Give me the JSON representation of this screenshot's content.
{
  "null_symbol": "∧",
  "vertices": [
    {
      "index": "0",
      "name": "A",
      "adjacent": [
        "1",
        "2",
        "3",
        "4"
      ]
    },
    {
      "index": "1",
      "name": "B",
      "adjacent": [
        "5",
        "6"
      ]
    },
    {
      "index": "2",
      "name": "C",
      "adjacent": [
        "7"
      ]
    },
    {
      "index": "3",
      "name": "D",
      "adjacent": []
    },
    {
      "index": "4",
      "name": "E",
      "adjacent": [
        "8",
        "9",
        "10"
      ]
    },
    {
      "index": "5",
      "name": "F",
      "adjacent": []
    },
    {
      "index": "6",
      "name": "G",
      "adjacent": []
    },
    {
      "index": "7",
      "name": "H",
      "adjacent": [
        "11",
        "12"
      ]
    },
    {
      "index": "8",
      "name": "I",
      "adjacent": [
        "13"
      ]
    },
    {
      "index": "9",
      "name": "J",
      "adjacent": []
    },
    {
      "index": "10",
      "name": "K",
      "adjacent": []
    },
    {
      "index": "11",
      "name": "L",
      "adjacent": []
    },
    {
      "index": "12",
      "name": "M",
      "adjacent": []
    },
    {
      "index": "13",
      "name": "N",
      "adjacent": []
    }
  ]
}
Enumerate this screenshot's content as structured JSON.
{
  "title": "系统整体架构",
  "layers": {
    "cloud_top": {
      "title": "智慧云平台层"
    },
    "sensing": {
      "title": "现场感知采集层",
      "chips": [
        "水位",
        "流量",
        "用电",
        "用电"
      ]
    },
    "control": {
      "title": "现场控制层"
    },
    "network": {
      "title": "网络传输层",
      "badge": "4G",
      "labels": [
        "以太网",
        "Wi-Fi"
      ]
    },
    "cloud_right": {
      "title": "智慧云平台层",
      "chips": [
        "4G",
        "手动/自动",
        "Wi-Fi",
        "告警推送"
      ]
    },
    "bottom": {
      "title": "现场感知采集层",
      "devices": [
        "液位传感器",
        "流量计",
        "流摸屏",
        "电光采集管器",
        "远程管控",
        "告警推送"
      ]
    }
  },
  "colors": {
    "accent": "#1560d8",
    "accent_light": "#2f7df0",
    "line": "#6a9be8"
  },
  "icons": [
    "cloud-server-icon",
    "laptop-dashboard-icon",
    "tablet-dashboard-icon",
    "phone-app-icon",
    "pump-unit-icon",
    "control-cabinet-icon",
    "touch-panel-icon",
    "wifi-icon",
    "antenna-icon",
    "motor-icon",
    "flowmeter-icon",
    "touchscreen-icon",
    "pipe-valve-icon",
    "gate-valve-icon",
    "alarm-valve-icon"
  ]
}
*****
Pull out every line in the material above where "screenshot" occurs.

Give me the JSON representation of this screenshot's content.
Enumerate this screenshot's content as structured JSON.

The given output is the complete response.